Please print the listing below line for line, changing nothing.

'''

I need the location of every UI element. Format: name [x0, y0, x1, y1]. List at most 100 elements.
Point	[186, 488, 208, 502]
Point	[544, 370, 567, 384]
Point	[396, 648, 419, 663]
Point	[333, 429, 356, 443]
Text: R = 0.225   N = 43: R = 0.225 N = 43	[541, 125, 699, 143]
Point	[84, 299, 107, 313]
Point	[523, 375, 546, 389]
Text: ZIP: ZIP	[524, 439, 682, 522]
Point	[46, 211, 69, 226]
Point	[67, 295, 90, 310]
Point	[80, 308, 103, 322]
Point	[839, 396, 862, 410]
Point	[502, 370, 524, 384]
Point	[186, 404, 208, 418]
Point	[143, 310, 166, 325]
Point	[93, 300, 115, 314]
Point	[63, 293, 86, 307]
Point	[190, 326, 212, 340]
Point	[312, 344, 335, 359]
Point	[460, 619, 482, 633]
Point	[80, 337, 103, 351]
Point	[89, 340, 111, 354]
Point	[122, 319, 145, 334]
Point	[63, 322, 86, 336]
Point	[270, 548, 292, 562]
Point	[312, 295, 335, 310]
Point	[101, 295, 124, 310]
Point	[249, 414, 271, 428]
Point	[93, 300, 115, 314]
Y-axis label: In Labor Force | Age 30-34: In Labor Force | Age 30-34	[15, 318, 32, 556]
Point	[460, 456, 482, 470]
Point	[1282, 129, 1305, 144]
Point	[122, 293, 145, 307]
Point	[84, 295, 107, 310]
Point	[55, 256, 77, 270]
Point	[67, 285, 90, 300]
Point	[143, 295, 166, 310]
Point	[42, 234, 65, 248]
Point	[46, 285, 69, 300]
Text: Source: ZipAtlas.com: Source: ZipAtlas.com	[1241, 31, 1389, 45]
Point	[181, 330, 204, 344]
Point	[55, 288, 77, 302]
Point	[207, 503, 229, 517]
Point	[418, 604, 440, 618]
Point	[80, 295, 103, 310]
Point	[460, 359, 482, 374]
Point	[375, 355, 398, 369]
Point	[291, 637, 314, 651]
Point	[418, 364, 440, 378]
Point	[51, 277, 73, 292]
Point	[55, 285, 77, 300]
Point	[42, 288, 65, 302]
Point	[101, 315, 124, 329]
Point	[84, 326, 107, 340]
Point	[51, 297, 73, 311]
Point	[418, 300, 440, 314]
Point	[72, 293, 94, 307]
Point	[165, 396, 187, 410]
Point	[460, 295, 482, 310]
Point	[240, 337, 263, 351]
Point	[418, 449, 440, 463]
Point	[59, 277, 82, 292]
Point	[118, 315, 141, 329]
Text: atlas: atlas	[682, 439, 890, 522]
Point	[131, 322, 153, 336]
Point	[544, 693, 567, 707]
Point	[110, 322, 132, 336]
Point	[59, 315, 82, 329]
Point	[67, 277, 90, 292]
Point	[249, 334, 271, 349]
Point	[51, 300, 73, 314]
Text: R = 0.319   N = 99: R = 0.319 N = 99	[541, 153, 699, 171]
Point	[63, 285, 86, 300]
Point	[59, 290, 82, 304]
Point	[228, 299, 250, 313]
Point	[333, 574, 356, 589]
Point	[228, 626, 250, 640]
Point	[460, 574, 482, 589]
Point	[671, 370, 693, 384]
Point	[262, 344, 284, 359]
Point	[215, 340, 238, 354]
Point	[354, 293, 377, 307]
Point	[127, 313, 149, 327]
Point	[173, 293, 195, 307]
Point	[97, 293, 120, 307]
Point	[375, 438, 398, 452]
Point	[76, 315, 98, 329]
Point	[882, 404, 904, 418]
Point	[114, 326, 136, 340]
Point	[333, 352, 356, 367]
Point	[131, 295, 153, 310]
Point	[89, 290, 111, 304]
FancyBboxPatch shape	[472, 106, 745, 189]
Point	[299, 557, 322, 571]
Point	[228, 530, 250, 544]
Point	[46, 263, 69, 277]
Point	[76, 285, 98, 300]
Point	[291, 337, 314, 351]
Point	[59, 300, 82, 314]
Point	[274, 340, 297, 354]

'''

▶ **Complete output**
I need the location of every UI element. Format: name [x0, y0, x1, y1]. List at most 100 elements.
Point	[186, 488, 208, 502]
Point	[544, 370, 567, 384]
Point	[396, 648, 419, 663]
Point	[333, 429, 356, 443]
Text: R = 0.225   N = 43: R = 0.225 N = 43	[541, 125, 699, 143]
Point	[84, 299, 107, 313]
Point	[523, 375, 546, 389]
Text: ZIP: ZIP	[524, 439, 682, 522]
Point	[46, 211, 69, 226]
Point	[67, 295, 90, 310]
Point	[80, 308, 103, 322]
Point	[839, 396, 862, 410]
Point	[502, 370, 524, 384]
Point	[186, 404, 208, 418]
Point	[143, 310, 166, 325]
Point	[93, 300, 115, 314]
Point	[63, 293, 86, 307]
Point	[190, 326, 212, 340]
Point	[312, 344, 335, 359]
Point	[460, 619, 482, 633]
Point	[80, 337, 103, 351]
Point	[89, 340, 111, 354]
Point	[122, 319, 145, 334]
Point	[63, 322, 86, 336]
Point	[270, 548, 292, 562]
Point	[312, 295, 335, 310]
Point	[101, 295, 124, 310]
Point	[249, 414, 271, 428]
Point	[93, 300, 115, 314]
Y-axis label: In Labor Force | Age 30-34: In Labor Force | Age 30-34	[15, 318, 32, 556]
Point	[460, 456, 482, 470]
Point	[1282, 129, 1305, 144]
Point	[122, 293, 145, 307]
Point	[84, 295, 107, 310]
Point	[55, 256, 77, 270]
Point	[67, 285, 90, 300]
Point	[143, 295, 166, 310]
Point	[42, 234, 65, 248]
Point	[46, 285, 69, 300]
Text: Source: ZipAtlas.com: Source: ZipAtlas.com	[1241, 31, 1389, 45]
Point	[181, 330, 204, 344]
Point	[55, 288, 77, 302]
Point	[207, 503, 229, 517]
Point	[418, 604, 440, 618]
Point	[80, 295, 103, 310]
Point	[460, 359, 482, 374]
Point	[375, 355, 398, 369]
Point	[291, 637, 314, 651]
Point	[418, 364, 440, 378]
Point	[51, 277, 73, 292]
Point	[55, 285, 77, 300]
Point	[42, 288, 65, 302]
Point	[101, 315, 124, 329]
Point	[84, 326, 107, 340]
Point	[51, 297, 73, 311]
Point	[418, 300, 440, 314]
Point	[72, 293, 94, 307]
Point	[165, 396, 187, 410]
Point	[460, 295, 482, 310]
Point	[240, 337, 263, 351]
Point	[418, 449, 440, 463]
Point	[59, 277, 82, 292]
Point	[118, 315, 141, 329]
Text: atlas: atlas	[682, 439, 890, 522]
Point	[131, 322, 153, 336]
Point	[544, 693, 567, 707]
Point	[110, 322, 132, 336]
Point	[59, 315, 82, 329]
Point	[67, 277, 90, 292]
Point	[249, 334, 271, 349]
Point	[51, 300, 73, 314]
Text: R = 0.319   N = 99: R = 0.319 N = 99	[541, 153, 699, 171]
Point	[63, 285, 86, 300]
Point	[59, 290, 82, 304]
Point	[228, 299, 250, 313]
Point	[333, 574, 356, 589]
Point	[228, 626, 250, 640]
Point	[460, 574, 482, 589]
Point	[671, 370, 693, 384]
Point	[262, 344, 284, 359]
Point	[215, 340, 238, 354]
Point	[354, 293, 377, 307]
Point	[127, 313, 149, 327]
Point	[173, 293, 195, 307]
Point	[97, 293, 120, 307]
Point	[375, 438, 398, 452]
Point	[76, 315, 98, 329]
Point	[882, 404, 904, 418]
Point	[114, 326, 136, 340]
Point	[333, 352, 356, 367]
Point	[131, 295, 153, 310]
Point	[89, 290, 111, 304]
FancyBboxPatch shape	[472, 106, 745, 189]
Point	[299, 557, 322, 571]
Point	[228, 530, 250, 544]
Point	[46, 263, 69, 277]
Point	[76, 285, 98, 300]
Point	[291, 337, 314, 351]
Point	[59, 300, 82, 314]
Point	[274, 340, 297, 354]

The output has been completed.